# Written problem
Here are some records; return them all exactly.

# Given data
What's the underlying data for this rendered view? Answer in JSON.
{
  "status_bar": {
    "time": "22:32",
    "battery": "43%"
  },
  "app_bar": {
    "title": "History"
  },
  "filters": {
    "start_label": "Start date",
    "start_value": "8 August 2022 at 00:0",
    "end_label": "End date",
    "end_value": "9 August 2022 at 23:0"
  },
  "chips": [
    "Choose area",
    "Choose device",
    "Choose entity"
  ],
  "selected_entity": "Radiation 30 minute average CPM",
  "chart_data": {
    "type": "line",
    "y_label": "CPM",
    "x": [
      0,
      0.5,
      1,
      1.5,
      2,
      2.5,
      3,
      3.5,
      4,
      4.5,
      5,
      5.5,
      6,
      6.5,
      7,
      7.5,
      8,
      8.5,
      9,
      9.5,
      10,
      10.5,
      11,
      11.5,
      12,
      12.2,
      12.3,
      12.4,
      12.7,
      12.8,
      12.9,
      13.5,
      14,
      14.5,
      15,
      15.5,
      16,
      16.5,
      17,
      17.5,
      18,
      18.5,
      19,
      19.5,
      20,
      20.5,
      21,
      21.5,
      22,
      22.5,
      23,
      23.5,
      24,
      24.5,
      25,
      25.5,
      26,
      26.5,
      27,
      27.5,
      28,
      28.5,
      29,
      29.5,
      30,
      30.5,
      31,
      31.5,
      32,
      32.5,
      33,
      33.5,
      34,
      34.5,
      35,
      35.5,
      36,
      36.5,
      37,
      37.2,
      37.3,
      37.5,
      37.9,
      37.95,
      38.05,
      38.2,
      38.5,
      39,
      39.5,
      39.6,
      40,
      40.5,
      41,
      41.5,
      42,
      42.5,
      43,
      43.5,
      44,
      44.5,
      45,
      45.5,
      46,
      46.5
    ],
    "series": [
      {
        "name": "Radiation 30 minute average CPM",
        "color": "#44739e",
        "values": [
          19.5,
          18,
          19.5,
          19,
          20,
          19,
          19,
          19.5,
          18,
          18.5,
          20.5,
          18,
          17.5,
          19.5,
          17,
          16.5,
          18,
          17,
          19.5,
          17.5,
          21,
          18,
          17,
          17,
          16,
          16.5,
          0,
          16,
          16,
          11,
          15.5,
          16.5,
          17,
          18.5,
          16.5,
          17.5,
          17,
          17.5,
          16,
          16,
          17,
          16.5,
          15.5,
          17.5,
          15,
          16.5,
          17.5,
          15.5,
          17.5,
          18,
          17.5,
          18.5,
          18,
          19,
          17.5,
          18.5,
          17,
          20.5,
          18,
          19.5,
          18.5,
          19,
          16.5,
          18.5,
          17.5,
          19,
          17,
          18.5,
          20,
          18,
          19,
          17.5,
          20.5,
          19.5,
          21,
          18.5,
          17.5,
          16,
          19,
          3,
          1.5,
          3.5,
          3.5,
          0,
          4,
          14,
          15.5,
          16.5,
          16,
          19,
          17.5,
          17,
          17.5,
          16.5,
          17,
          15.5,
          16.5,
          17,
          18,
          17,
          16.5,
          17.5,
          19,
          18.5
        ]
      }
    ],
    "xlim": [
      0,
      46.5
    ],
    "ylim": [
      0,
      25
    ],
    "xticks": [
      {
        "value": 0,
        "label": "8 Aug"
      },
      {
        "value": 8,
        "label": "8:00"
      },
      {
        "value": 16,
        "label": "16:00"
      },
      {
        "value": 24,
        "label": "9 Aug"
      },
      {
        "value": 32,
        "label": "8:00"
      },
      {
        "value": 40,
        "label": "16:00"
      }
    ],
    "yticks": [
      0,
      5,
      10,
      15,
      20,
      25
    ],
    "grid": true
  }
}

# Problem solution
What's the underlying data for this rendered view? Answer in JSON.
{
  "status_bar": {
    "time": "22:32",
    "battery": "43%"
  },
  "app_bar": {
    "title": "History"
  },
  "filters": {
    "start_label": "Start date",
    "start_value": "8 August 2022 at 00:0",
    "end_label": "End date",
    "end_value": "9 August 2022 at 23:0"
  },
  "chips": [
    "Choose area",
    "Choose device",
    "Choose entity"
  ],
  "selected_entity": "Radiation 30 minute average CPM",
  "chart_data": {
    "type": "line",
    "y_label": "CPM",
    "x": [
      0,
      0.5,
      1,
      1.5,
      2,
      2.5,
      3,
      3.5,
      4,
      4.5,
      5,
      5.5,
      6,
      6.5,
      7,
      7.5,
      8,
      8.5,
      9,
      9.5,
      10,
      10.5,
      11,
      11.5,
      12,
      12.2,
      12.3,
      12.4,
      12.7,
      12.8,
      12.9,
      13.5,
      14,
      14.5,
      15,
      15.5,
      16,
      16.5,
      17,
      17.5,
      18,
      18.5,
      19,
      19.5,
      20,
      20.5,
      21,
      21.5,
      22,
      22.5,
      23,
      23.5,
      24,
      24.5,
      25,
      25.5,
      26,
      26.5,
      27,
      27.5,
      28,
      28.5,
      29,
      29.5,
      30,
      30.5,
      31,
      31.5,
      32,
      32.5,
      33,
      33.5,
      34,
      34.5,
      35,
      35.5,
      36,
      36.5,
      37,
      37.2,
      37.3,
      37.5,
      37.9,
      37.95,
      38.05,
      38.2,
      38.5,
      39,
      39.5,
      39.6,
      40,
      40.5,
      41,
      41.5,
      42,
      42.5,
      43,
      43.5,
      44,
      44.5,
      45,
      45.5,
      46,
      46.5
    ],
    "series": [
      {
        "name": "Radiation 30 minute average CPM",
        "color": "#44739e",
        "values": [
          19.5,
          18,
          19.5,
          19,
          20,
          19,
          19,
          19.5,
          18,
          18.5,
          20.5,
          18,
          17.5,
          19.5,
          17,
          16.5,
          18,
          17,
          19.5,
          17.5,
          21,
          18,
          17,
          17,
          16,
          16.5,
          0,
          16,
          16,
          11,
          15.5,
          16.5,
          17,
          18.5,
          16.5,
          17.5,
          17,
          17.5,
          16,
          16,
          17,
          16.5,
          15.5,
          17.5,
          15,
          16.5,
          17.5,
          15.5,
          17.5,
          18,
          17.5,
          18.5,
          18,
          19,
          17.5,
          18.5,
          17,
          20.5,
          18,
          19.5,
          18.5,
          19,
          16.5,
          18.5,
          17.5,
          19,
          17,
          18.5,
          20,
          18,
          19,
          17.5,
          20.5,
          19.5,
          21,
          18.5,
          17.5,
          16,
          19,
          3,
          1.5,
          3.5,
          3.5,
          0,
          4,
          14,
          15.5,
          16.5,
          16,
          19,
          17.5,
          17,
          17.5,
          16.5,
          17,
          15.5,
          16.5,
          17,
          18,
          17,
          16.5,
          17.5,
          19,
          18.5
        ]
      }
    ],
    "xlim": [
      0,
      46.5
    ],
    "ylim": [
      0,
      25
    ],
    "xticks": [
      {
        "value": 0,
        "label": "8 Aug"
      },
      {
        "value": 8,
        "label": "8:00"
      },
      {
        "value": 16,
        "label": "16:00"
      },
      {
        "value": 24,
        "label": "9 Aug"
      },
      {
        "value": 32,
        "label": "8:00"
      },
      {
        "value": 40,
        "label": "16:00"
      }
    ],
    "yticks": [
      0,
      5,
      10,
      15,
      20,
      25
    ],
    "grid": true
  }
}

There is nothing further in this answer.